■ Work to complete
Restate the whole listing word for word. Pictures are left out.

#### Exercise inputs ####

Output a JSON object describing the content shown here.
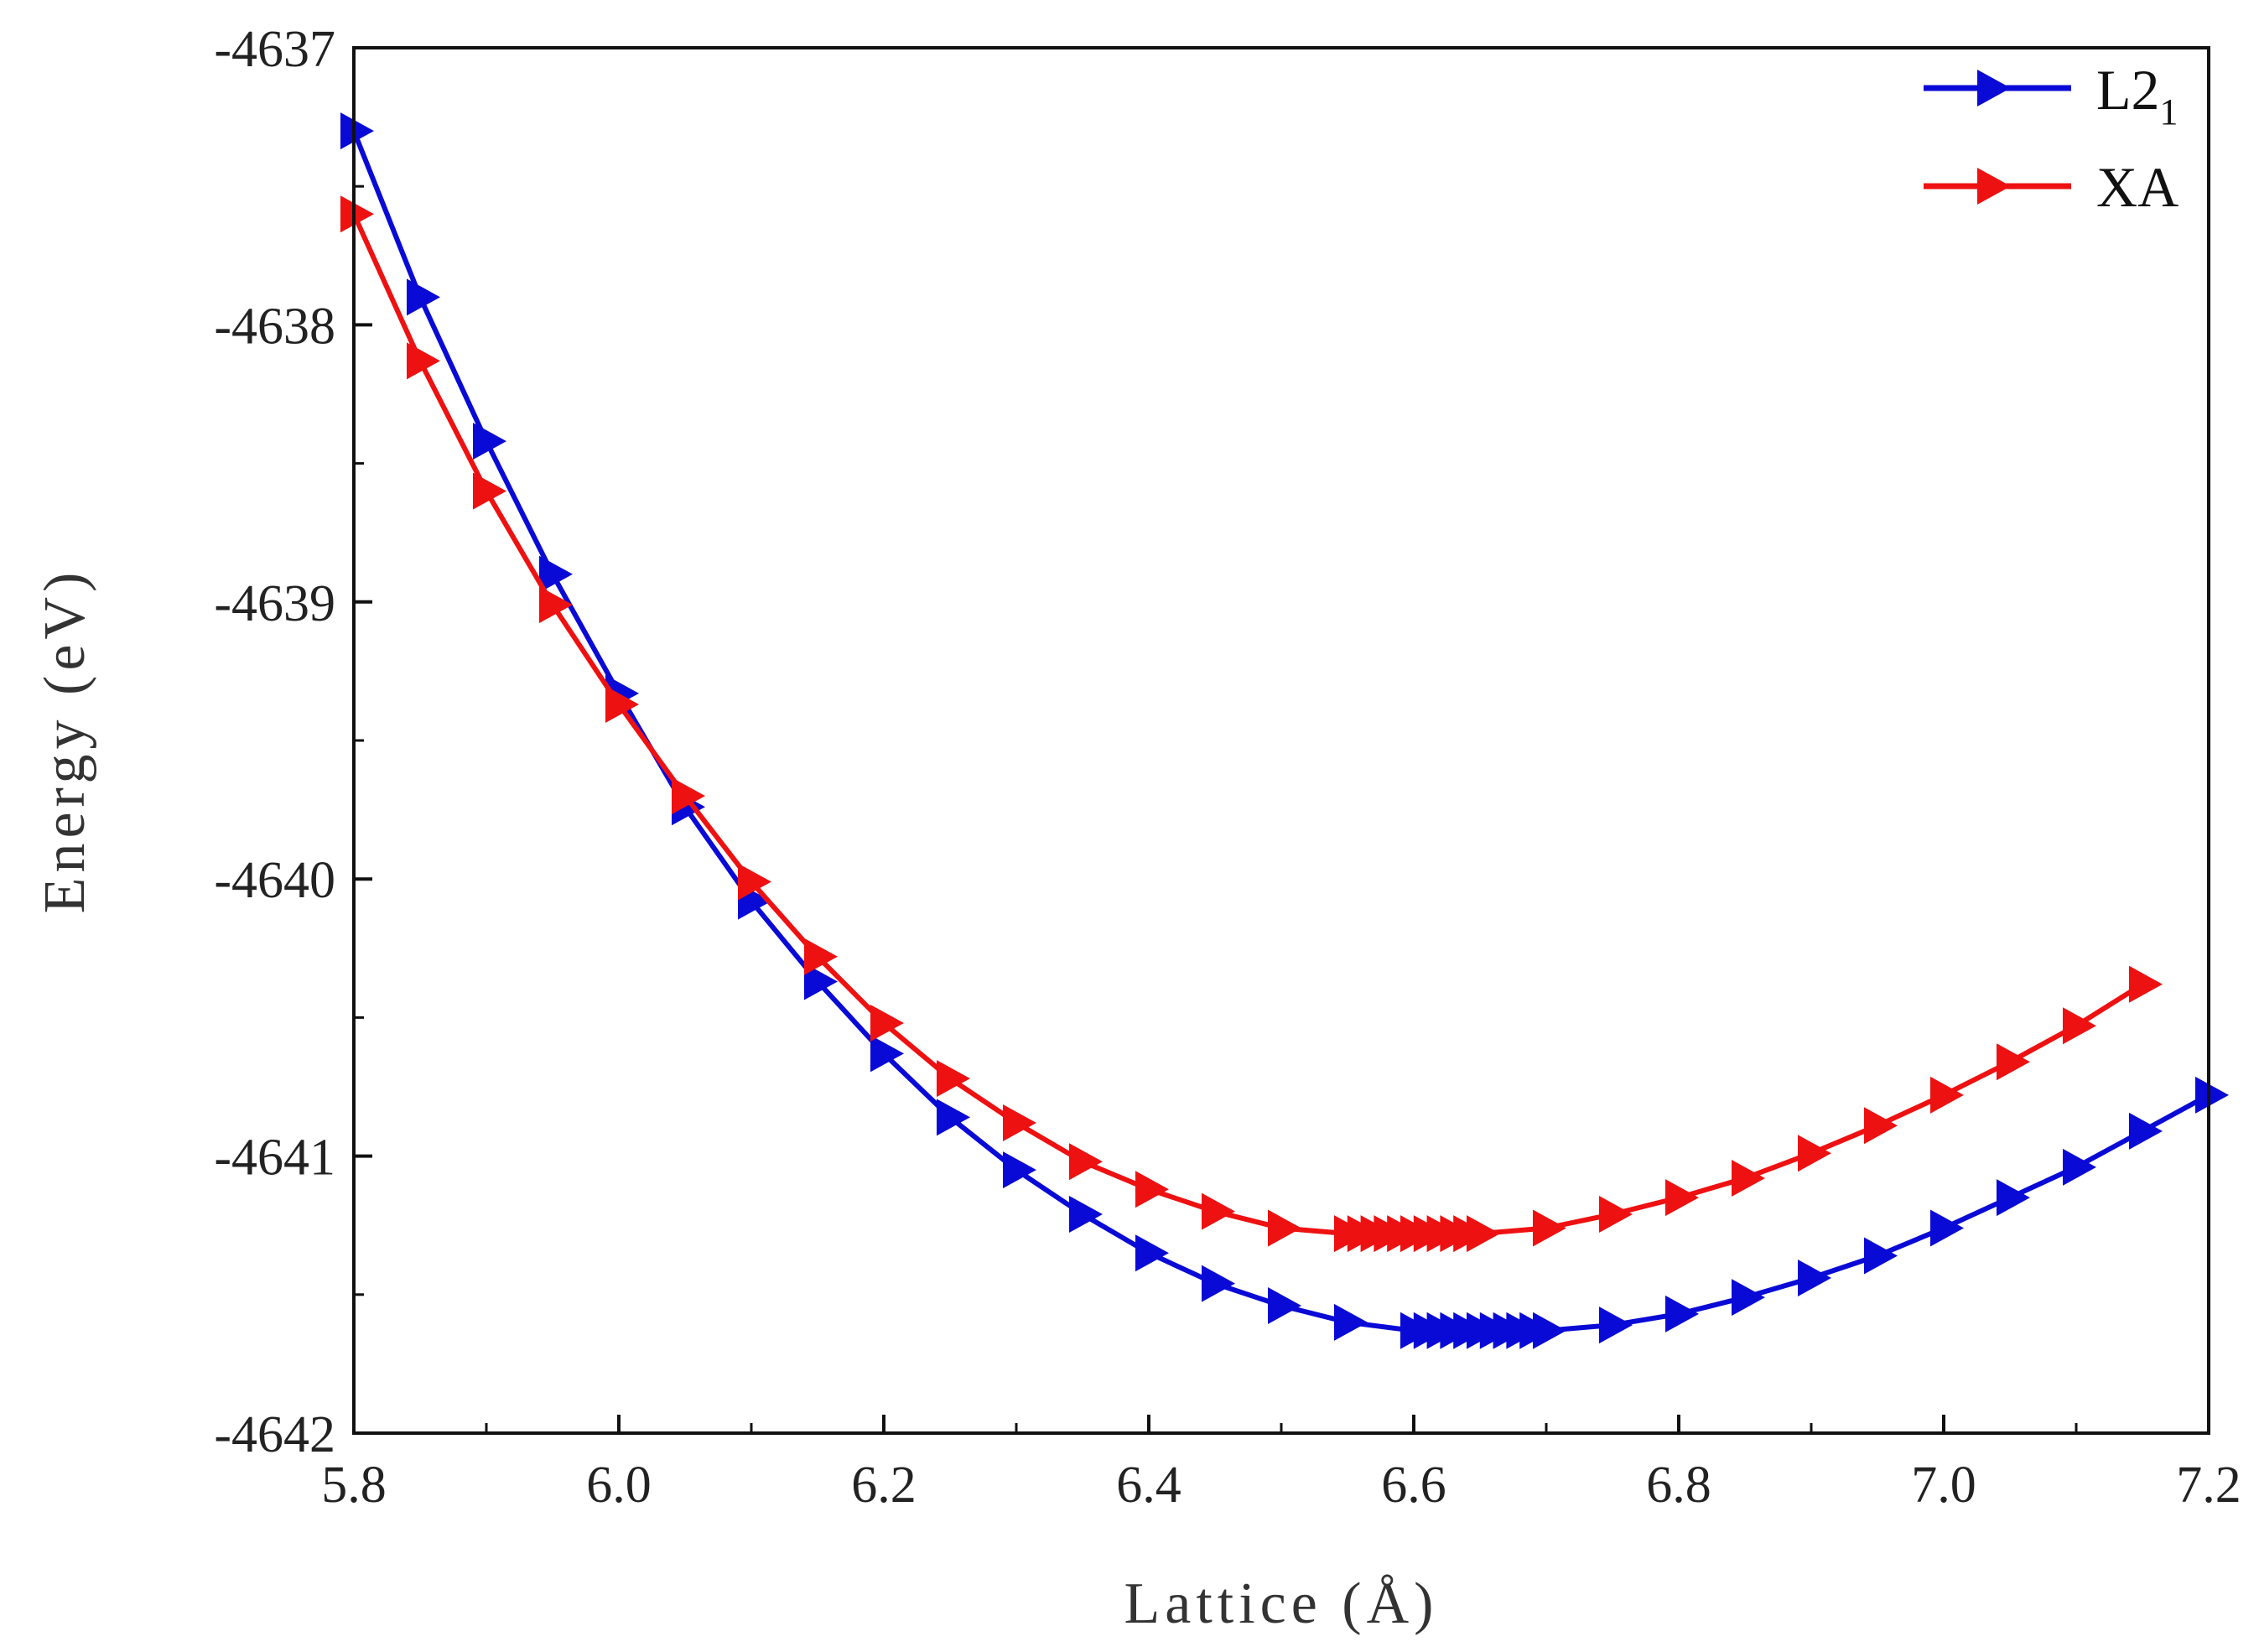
{
  "chart_data": {
    "type": "line",
    "title": "",
    "xlabel": "Lattice (Å)",
    "ylabel": "Energy (eV)",
    "xlim": [
      5.8,
      7.2
    ],
    "ylim": [
      -4642,
      -4637
    ],
    "xticks": [
      5.8,
      6.0,
      6.2,
      6.4,
      6.6,
      6.8,
      7.0,
      7.2
    ],
    "xtick_labels": [
      "5.8",
      "6.0",
      "6.2",
      "6.4",
      "6.6",
      "6.8",
      "7.0",
      "7.2"
    ],
    "yticks": [
      -4642,
      -4641,
      -4640,
      -4639,
      -4638,
      -4637
    ],
    "ytick_labels": [
      "-4642",
      "-4641",
      "-4640",
      "-4639",
      "-4638",
      "-4637"
    ],
    "legend_position": "top-right",
    "series": [
      {
        "name": "L2",
        "name_subscript": "1",
        "color": "#0a0ad6",
        "marker": "triangle-right",
        "x": [
          5.8,
          5.85,
          5.9,
          5.95,
          6.0,
          6.05,
          6.1,
          6.15,
          6.2,
          6.25,
          6.3,
          6.35,
          6.4,
          6.45,
          6.5,
          6.55,
          6.6,
          6.61,
          6.62,
          6.63,
          6.64,
          6.65,
          6.66,
          6.67,
          6.68,
          6.69,
          6.7,
          6.75,
          6.8,
          6.85,
          6.9,
          6.95,
          7.0,
          7.05,
          7.1,
          7.15,
          7.2
        ],
        "y": [
          -4637.3,
          -4637.9,
          -4638.42,
          -4638.9,
          -4639.33,
          -4639.74,
          -4640.08,
          -4640.37,
          -4640.63,
          -4640.86,
          -4641.05,
          -4641.21,
          -4641.35,
          -4641.46,
          -4641.54,
          -4641.6,
          -4641.63,
          -4641.63,
          -4641.63,
          -4641.63,
          -4641.63,
          -4641.63,
          -4641.63,
          -4641.63,
          -4641.63,
          -4641.63,
          -4641.63,
          -4641.61,
          -4641.57,
          -4641.51,
          -4641.44,
          -4641.36,
          -4641.26,
          -4641.15,
          -4641.04,
          -4640.91,
          -4640.78
        ]
      },
      {
        "name": "XA",
        "color": "#ee1111",
        "marker": "triangle-right",
        "x": [
          5.8,
          5.85,
          5.9,
          5.95,
          6.0,
          6.05,
          6.1,
          6.15,
          6.2,
          6.25,
          6.3,
          6.35,
          6.4,
          6.45,
          6.5,
          6.55,
          6.56,
          6.57,
          6.58,
          6.59,
          6.6,
          6.61,
          6.62,
          6.63,
          6.64,
          6.65,
          6.7,
          6.75,
          6.8,
          6.85,
          6.9,
          6.95,
          7.0,
          7.05,
          7.1,
          7.15
        ],
        "y": [
          -4637.6,
          -4638.13,
          -4638.6,
          -4639.01,
          -4639.37,
          -4639.7,
          -4640.01,
          -4640.28,
          -4640.52,
          -4640.72,
          -4640.88,
          -4641.02,
          -4641.12,
          -4641.2,
          -4641.26,
          -4641.28,
          -4641.28,
          -4641.28,
          -4641.28,
          -4641.28,
          -4641.28,
          -4641.28,
          -4641.28,
          -4641.28,
          -4641.28,
          -4641.28,
          -4641.26,
          -4641.21,
          -4641.15,
          -4641.08,
          -4640.99,
          -4640.89,
          -4640.78,
          -4640.66,
          -4640.53,
          -4640.38
        ]
      }
    ]
  }
}
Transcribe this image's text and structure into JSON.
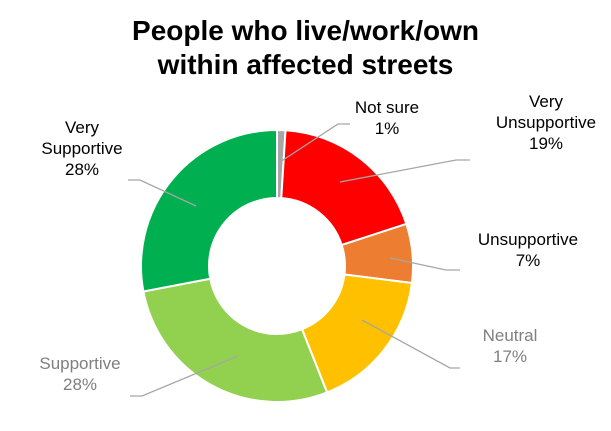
{
  "chart_data": {
    "type": "pie",
    "title_lines": [
      "People who live/work/own",
      "within affected streets"
    ],
    "slices": [
      {
        "label_lines": [
          "Not sure"
        ],
        "value": 1,
        "pct_label": "1%",
        "color": "#a6a6a6",
        "text_color": "#000000"
      },
      {
        "label_lines": [
          "Very",
          "Unsupportive"
        ],
        "value": 19,
        "pct_label": "19%",
        "color": "#ff0000",
        "text_color": "#000000"
      },
      {
        "label_lines": [
          "Unsupportive"
        ],
        "value": 7,
        "pct_label": "7%",
        "color": "#ed7d31",
        "text_color": "#000000"
      },
      {
        "label_lines": [
          "Neutral"
        ],
        "value": 17,
        "pct_label": "17%",
        "color": "#ffc000",
        "text_color": "#7f7f7f"
      },
      {
        "label_lines": [
          "Supportive"
        ],
        "value": 28,
        "pct_label": "28%",
        "color": "#92d050",
        "text_color": "#7f7f7f"
      },
      {
        "label_lines": [
          "Very",
          "Supportive"
        ],
        "value": 28,
        "pct_label": "28%",
        "color": "#00b050",
        "text_color": "#000000"
      }
    ],
    "donut": true,
    "legend": "none"
  }
}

####

■ Correct output
Output a JSON object describing the content shown here.
{
  "chart_data": {
    "type": "line",
    "title": "",
    "xlabel": "Lattice (Å)",
    "ylabel": "Energy (eV)",
    "xlim": [
      5.8,
      7.2
    ],
    "ylim": [
      -4642,
      -4637
    ],
    "xticks": [
      5.8,
      6.0,
      6.2,
      6.4,
      6.6,
      6.8,
      7.0,
      7.2
    ],
    "xtick_labels": [
      "5.8",
      "6.0",
      "6.2",
      "6.4",
      "6.6",
      "6.8",
      "7.0",
      "7.2"
    ],
    "yticks": [
      -4642,
      -4641,
      -4640,
      -4639,
      -4638,
      -4637
    ],
    "ytick_labels": [
      "-4642",
      "-4641",
      "-4640",
      "-4639",
      "-4638",
      "-4637"
    ],
    "legend_position": "top-right",
    "series": [
      {
        "name": "L2",
        "name_subscript": "1",
        "color": "#0a0ad6",
        "marker": "triangle-right",
        "x": [
          5.8,
          5.85,
          5.9,
          5.95,
          6.0,
          6.05,
          6.1,
          6.15,
          6.2,
          6.25,
          6.3,
          6.35,
          6.4,
          6.45,
          6.5,
          6.55,
          6.6,
          6.61,
          6.62,
          6.63,
          6.64,
          6.65,
          6.66,
          6.67,
          6.68,
          6.69,
          6.7,
          6.75,
          6.8,
          6.85,
          6.9,
          6.95,
          7.0,
          7.05,
          7.1,
          7.15,
          7.2
        ],
        "y": [
          -4637.3,
          -4637.9,
          -4638.42,
          -4638.9,
          -4639.33,
          -4639.74,
          -4640.08,
          -4640.37,
          -4640.63,
          -4640.86,
          -4641.05,
          -4641.21,
          -4641.35,
          -4641.46,
          -4641.54,
          -4641.6,
          -4641.63,
          -4641.63,
          -4641.63,
          -4641.63,
          -4641.63,
          -4641.63,
          -4641.63,
          -4641.63,
          -4641.63,
          -4641.63,
          -4641.63,
          -4641.61,
          -4641.57,
          -4641.51,
          -4641.44,
          -4641.36,
          -4641.26,
          -4641.15,
          -4641.04,
          -4640.91,
          -4640.78
        ]
      },
      {
        "name": "XA",
        "color": "#ee1111",
        "marker": "triangle-right",
        "x": [
          5.8,
          5.85,
          5.9,
          5.95,
          6.0,
          6.05,
          6.1,
          6.15,
          6.2,
          6.25,
          6.3,
          6.35,
          6.4,
          6.45,
          6.5,
          6.55,
          6.56,
          6.57,
          6.58,
          6.59,
          6.6,
          6.61,
          6.62,
          6.63,
          6.64,
          6.65,
          6.7,
          6.75,
          6.8,
          6.85,
          6.9,
          6.95,
          7.0,
          7.05,
          7.1,
          7.15
        ],
        "y": [
          -4637.6,
          -4638.13,
          -4638.6,
          -4639.01,
          -4639.37,
          -4639.7,
          -4640.01,
          -4640.28,
          -4640.52,
          -4640.72,
          -4640.88,
          -4641.02,
          -4641.12,
          -4641.2,
          -4641.26,
          -4641.28,
          -4641.28,
          -4641.28,
          -4641.28,
          -4641.28,
          -4641.28,
          -4641.28,
          -4641.28,
          -4641.28,
          -4641.28,
          -4641.28,
          -4641.26,
          -4641.21,
          -4641.15,
          -4641.08,
          -4640.99,
          -4640.89,
          -4640.78,
          -4640.66,
          -4640.53,
          -4640.38
        ]
      }
    ]
  }
}
Transcribe this image's text and structure into JSON.
{
  "chart_data": {
    "type": "pie",
    "title_lines": [
      "People who live/work/own",
      "within affected streets"
    ],
    "slices": [
      {
        "label_lines": [
          "Not sure"
        ],
        "value": 1,
        "pct_label": "1%",
        "color": "#a6a6a6",
        "text_color": "#000000"
      },
      {
        "label_lines": [
          "Very",
          "Unsupportive"
        ],
        "value": 19,
        "pct_label": "19%",
        "color": "#ff0000",
        "text_color": "#000000"
      },
      {
        "label_lines": [
          "Unsupportive"
        ],
        "value": 7,
        "pct_label": "7%",
        "color": "#ed7d31",
        "text_color": "#000000"
      },
      {
        "label_lines": [
          "Neutral"
        ],
        "value": 17,
        "pct_label": "17%",
        "color": "#ffc000",
        "text_color": "#7f7f7f"
      },
      {
        "label_lines": [
          "Supportive"
        ],
        "value": 28,
        "pct_label": "28%",
        "color": "#92d050",
        "text_color": "#7f7f7f"
      },
      {
        "label_lines": [
          "Very",
          "Supportive"
        ],
        "value": 28,
        "pct_label": "28%",
        "color": "#00b050",
        "text_color": "#000000"
      }
    ],
    "donut": true,
    "legend": "none"
  }
}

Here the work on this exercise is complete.